Work to be completed:
Go through the listing and return every line with "letter" in it.

Available data:
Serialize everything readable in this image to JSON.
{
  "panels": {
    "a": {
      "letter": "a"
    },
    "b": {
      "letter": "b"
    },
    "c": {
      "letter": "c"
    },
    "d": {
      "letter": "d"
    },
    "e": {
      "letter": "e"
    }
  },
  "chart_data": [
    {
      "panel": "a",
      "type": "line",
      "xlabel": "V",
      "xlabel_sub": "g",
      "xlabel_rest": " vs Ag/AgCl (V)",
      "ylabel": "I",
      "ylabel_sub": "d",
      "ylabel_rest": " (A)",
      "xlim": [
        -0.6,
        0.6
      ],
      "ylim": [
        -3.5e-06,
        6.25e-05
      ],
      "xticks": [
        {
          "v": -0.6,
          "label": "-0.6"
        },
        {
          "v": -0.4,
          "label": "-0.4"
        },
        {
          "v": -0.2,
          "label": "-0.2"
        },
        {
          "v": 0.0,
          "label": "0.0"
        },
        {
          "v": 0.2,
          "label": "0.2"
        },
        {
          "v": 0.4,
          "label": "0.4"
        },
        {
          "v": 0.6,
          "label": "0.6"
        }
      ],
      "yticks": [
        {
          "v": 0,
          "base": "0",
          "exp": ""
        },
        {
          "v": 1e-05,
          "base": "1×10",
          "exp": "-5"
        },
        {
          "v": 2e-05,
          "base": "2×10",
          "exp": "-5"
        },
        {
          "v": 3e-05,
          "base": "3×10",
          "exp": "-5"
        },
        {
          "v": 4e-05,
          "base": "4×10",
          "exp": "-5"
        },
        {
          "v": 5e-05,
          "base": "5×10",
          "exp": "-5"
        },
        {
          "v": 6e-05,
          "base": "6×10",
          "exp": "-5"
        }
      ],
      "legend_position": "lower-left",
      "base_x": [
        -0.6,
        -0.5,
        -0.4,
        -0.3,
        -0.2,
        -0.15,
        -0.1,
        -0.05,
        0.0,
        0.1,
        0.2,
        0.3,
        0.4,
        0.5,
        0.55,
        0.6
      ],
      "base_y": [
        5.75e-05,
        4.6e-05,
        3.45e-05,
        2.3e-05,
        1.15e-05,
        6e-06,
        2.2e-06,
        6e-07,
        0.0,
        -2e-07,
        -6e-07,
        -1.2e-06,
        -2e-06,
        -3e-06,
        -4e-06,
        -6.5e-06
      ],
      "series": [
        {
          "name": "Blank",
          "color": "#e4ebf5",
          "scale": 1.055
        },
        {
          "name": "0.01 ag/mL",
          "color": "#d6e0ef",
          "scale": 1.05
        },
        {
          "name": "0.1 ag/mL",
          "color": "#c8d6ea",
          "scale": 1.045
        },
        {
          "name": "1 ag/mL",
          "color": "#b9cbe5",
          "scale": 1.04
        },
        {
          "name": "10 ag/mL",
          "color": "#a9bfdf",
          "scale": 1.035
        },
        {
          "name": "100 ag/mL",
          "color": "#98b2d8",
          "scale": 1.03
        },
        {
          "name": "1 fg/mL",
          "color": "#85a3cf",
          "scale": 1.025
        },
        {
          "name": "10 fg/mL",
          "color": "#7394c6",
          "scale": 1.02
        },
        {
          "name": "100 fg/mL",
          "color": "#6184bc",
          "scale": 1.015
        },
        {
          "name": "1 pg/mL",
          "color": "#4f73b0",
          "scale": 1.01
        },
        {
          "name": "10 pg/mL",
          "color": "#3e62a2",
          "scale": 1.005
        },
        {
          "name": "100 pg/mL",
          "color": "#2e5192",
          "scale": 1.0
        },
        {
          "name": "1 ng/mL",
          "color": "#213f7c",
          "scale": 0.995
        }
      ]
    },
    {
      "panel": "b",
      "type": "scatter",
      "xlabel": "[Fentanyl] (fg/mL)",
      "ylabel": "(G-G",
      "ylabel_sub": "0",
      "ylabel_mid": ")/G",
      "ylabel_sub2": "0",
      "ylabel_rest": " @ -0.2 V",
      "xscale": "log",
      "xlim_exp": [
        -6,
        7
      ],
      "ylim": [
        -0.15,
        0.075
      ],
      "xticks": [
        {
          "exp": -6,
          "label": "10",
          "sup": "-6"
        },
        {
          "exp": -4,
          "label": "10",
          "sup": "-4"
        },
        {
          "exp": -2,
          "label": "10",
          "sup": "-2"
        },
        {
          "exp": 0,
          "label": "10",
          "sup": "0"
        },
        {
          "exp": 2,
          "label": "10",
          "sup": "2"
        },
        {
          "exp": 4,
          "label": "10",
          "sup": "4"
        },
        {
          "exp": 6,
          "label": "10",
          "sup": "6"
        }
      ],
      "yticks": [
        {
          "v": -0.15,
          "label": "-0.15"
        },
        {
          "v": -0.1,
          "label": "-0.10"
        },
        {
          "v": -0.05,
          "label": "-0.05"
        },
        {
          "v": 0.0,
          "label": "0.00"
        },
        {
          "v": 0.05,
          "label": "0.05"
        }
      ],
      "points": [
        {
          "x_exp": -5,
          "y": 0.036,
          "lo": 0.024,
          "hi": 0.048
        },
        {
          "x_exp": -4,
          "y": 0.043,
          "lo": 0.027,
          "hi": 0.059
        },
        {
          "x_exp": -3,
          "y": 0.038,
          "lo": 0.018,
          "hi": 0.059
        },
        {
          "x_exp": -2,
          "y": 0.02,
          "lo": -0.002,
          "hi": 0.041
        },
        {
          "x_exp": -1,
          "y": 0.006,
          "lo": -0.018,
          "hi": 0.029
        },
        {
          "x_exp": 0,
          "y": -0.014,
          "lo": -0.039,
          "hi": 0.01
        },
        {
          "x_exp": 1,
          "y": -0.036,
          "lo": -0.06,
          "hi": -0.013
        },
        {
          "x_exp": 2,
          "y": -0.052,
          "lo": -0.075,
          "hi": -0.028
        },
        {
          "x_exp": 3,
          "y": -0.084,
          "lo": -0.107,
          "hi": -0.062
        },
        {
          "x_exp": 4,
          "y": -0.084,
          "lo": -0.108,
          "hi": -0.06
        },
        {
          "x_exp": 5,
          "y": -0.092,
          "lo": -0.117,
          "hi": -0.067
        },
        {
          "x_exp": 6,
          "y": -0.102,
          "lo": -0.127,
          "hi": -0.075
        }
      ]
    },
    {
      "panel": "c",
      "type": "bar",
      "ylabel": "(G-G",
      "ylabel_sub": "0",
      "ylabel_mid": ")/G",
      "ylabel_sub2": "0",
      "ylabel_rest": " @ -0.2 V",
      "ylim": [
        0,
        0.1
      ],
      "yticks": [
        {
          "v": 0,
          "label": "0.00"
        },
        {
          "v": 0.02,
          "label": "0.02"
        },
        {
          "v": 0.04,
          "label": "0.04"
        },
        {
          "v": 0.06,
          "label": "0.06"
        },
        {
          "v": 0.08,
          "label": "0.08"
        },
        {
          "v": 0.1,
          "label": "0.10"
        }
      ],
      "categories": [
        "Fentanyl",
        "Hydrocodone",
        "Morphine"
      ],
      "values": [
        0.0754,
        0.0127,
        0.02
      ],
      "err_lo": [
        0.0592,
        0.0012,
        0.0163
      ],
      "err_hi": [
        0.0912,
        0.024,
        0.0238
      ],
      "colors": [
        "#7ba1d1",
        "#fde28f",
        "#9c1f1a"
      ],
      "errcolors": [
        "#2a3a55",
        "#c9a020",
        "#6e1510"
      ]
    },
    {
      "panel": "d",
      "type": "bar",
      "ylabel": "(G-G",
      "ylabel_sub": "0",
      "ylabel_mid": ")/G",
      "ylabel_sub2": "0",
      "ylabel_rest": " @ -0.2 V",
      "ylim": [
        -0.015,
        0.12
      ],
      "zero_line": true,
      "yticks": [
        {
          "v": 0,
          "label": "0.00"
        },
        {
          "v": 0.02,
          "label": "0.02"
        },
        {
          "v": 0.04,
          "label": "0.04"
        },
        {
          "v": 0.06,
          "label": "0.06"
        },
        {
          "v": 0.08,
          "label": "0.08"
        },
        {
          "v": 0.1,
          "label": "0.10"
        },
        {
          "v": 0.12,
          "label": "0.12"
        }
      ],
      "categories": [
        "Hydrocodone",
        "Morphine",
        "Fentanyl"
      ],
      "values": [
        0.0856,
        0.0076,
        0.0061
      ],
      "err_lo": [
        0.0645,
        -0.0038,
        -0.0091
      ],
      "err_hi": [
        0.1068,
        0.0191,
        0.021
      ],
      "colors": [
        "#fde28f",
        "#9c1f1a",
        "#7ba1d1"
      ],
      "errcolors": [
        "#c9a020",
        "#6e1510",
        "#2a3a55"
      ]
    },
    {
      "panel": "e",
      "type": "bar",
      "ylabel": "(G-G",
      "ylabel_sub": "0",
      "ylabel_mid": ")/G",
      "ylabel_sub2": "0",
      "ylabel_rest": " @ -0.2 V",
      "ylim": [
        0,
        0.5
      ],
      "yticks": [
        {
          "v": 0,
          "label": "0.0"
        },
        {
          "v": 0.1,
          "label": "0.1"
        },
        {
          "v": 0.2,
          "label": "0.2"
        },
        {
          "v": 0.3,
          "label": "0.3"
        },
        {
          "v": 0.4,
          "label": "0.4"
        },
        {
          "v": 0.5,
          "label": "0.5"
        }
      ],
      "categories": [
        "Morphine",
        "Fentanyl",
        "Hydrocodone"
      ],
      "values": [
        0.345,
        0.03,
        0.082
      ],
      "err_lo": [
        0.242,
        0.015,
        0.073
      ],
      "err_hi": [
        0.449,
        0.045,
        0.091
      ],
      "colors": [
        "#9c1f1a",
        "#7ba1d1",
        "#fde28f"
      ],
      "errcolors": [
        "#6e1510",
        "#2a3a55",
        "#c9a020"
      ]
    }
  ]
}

Task result:
      "letter": "a"
      "letter": "b"
      "letter": "c"
      "letter": "d"
      "letter": "e"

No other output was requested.